Available data ->
---*---

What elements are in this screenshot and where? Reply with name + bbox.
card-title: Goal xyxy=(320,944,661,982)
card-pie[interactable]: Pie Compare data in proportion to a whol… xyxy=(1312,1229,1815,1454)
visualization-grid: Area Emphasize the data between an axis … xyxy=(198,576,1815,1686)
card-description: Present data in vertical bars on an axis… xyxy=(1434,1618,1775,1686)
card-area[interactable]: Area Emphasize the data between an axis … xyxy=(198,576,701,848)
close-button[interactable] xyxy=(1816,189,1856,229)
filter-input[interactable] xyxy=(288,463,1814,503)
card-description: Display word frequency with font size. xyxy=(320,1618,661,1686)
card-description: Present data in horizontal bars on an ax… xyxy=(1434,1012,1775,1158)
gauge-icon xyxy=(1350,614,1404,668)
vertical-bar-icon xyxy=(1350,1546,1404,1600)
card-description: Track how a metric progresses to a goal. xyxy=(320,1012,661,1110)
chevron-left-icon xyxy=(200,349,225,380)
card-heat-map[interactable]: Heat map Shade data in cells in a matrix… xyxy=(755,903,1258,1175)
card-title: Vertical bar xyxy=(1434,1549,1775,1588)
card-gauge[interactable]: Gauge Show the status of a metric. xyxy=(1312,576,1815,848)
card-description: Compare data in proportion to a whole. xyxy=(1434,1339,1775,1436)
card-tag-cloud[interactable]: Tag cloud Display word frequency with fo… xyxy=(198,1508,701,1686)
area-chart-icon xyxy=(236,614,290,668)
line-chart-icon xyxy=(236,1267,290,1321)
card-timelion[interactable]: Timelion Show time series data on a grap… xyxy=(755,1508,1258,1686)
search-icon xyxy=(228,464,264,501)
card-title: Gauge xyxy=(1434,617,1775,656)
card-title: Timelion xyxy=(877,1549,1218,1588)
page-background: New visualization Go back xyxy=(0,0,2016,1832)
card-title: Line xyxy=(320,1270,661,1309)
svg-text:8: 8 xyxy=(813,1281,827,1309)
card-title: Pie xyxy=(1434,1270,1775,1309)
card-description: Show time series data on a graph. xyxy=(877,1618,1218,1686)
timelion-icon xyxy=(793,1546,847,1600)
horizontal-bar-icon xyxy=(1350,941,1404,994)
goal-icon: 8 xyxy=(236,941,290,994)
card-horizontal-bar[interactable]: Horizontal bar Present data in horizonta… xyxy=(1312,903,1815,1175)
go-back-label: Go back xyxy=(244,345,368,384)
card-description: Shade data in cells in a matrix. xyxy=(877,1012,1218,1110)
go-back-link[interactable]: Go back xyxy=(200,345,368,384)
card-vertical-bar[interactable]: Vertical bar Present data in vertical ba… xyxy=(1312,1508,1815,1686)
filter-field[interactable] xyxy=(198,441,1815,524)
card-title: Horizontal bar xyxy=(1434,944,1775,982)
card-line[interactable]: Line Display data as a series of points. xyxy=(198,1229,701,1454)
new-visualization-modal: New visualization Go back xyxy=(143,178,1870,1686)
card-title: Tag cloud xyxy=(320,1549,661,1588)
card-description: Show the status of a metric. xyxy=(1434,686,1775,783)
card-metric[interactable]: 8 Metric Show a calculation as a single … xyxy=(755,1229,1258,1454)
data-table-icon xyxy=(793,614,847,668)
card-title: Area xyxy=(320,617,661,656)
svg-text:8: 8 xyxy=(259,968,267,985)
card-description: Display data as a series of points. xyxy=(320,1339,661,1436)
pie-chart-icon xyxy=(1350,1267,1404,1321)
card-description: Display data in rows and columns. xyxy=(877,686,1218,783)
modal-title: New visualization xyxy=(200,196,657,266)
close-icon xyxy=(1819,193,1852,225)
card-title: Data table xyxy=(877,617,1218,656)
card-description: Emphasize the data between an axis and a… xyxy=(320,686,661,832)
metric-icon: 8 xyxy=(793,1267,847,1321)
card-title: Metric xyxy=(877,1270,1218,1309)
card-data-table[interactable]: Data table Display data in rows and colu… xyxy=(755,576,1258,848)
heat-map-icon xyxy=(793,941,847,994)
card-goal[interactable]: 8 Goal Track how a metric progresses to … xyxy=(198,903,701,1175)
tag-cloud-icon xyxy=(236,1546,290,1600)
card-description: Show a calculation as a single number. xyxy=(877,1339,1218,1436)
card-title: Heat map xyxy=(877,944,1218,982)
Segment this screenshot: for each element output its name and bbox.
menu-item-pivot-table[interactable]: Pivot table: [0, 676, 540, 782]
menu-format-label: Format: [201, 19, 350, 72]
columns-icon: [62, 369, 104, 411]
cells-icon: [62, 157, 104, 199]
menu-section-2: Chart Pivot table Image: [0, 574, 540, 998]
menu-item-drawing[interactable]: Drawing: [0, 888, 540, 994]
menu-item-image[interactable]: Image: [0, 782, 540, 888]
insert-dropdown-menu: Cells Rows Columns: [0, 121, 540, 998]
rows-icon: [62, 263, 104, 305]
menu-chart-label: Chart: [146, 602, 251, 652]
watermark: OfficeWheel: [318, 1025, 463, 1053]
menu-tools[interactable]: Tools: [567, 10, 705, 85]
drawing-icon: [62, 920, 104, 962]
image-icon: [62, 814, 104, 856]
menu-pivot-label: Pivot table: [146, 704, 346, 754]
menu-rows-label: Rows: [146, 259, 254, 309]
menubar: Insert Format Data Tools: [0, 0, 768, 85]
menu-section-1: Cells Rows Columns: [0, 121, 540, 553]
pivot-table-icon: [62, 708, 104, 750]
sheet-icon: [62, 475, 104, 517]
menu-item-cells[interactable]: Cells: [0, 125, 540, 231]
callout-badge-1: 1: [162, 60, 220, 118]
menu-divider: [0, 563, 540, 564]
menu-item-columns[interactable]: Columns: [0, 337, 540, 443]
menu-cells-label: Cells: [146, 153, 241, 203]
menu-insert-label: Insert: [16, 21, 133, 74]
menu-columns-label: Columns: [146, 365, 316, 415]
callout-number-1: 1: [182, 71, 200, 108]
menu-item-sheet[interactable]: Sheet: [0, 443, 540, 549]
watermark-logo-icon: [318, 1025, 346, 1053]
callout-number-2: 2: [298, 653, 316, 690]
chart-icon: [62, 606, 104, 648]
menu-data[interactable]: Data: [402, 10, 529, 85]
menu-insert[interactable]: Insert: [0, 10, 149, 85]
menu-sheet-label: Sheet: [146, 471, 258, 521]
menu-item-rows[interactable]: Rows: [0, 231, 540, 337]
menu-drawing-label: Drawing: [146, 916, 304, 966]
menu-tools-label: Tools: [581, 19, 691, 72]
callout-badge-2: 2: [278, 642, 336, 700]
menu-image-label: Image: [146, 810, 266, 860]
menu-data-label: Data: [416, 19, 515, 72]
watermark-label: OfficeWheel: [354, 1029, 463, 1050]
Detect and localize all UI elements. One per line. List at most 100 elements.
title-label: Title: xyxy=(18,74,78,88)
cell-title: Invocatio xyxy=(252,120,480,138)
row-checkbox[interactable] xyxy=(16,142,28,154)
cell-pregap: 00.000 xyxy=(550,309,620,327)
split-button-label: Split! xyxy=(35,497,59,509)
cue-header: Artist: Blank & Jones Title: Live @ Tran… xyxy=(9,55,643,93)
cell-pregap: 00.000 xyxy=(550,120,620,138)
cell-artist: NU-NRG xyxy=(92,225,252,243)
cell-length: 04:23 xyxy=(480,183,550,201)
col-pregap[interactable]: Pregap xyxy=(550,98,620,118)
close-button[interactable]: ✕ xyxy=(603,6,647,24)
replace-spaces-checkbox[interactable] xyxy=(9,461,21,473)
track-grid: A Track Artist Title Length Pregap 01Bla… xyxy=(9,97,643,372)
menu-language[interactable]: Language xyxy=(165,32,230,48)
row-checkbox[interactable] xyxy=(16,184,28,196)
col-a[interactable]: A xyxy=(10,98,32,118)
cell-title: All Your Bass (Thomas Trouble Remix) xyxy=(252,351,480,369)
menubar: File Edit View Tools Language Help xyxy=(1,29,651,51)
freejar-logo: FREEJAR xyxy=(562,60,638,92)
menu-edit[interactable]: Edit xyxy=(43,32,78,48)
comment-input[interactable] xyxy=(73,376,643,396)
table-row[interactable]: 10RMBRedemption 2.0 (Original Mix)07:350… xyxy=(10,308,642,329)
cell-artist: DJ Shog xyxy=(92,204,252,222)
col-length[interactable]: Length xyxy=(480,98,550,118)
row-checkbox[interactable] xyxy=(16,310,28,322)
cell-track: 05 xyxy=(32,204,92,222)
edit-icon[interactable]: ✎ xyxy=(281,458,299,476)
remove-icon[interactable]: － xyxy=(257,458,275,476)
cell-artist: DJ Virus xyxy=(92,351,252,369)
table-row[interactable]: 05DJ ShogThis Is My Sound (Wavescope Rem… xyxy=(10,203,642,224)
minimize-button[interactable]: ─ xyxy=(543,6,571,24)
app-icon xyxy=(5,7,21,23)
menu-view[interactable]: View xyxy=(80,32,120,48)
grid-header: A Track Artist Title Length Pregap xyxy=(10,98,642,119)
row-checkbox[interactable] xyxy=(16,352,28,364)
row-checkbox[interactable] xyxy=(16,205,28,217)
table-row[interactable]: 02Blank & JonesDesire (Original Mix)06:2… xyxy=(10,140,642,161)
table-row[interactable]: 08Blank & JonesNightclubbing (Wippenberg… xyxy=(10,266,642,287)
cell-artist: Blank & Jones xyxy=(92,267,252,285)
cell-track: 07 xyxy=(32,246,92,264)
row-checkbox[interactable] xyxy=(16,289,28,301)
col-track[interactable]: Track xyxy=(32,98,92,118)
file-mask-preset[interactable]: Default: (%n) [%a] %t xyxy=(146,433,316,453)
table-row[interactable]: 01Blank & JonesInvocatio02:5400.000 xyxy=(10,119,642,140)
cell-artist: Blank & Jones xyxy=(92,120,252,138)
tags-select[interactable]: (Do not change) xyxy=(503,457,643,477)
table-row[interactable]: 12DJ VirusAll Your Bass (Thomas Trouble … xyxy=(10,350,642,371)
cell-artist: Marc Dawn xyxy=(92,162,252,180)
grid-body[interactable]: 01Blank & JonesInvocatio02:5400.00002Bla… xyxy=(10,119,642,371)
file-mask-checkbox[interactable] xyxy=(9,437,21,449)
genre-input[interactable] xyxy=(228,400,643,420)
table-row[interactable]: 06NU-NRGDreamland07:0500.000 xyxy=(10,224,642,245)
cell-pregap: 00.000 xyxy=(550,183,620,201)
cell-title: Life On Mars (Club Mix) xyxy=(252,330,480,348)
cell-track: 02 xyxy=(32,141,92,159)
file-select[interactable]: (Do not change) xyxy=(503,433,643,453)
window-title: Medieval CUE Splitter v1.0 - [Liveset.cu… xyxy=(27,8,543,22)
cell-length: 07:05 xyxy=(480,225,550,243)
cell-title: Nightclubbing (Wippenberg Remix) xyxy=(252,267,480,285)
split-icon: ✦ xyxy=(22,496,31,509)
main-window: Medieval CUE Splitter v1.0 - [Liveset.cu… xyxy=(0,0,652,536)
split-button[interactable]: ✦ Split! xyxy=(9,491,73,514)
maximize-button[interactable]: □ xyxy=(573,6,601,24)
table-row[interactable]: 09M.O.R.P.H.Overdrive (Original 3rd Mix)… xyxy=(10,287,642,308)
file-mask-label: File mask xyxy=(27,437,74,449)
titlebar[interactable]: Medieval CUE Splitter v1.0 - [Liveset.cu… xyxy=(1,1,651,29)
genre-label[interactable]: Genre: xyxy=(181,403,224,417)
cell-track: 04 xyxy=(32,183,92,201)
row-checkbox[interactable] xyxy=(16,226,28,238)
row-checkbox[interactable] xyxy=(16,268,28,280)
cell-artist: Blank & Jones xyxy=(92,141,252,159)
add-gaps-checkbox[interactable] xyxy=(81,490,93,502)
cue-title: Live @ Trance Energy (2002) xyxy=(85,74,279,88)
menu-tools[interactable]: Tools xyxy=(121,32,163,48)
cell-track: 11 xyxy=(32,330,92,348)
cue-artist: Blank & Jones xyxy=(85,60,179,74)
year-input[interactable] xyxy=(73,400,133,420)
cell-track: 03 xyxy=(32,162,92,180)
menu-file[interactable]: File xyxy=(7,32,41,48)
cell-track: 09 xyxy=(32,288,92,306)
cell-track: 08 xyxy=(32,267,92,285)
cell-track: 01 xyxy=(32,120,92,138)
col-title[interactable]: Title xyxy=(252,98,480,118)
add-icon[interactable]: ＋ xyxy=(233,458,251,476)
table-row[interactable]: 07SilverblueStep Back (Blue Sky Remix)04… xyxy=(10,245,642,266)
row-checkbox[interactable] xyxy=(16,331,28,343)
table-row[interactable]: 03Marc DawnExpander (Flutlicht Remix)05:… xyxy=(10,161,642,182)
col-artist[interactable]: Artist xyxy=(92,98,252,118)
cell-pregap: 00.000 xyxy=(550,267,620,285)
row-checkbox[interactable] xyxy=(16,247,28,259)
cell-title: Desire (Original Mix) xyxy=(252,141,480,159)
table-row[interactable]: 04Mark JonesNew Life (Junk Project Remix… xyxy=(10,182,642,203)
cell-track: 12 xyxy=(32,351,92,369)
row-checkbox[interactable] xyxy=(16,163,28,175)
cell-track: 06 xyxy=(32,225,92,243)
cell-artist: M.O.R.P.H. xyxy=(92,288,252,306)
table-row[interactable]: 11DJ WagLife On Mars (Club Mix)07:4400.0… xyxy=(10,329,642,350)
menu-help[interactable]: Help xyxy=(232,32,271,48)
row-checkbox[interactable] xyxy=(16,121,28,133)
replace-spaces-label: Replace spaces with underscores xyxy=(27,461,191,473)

---*---

Your objective ->
Every line in the entries that contains the word "name" should be counted, and the total stated alone.

Solution to the problem ->
2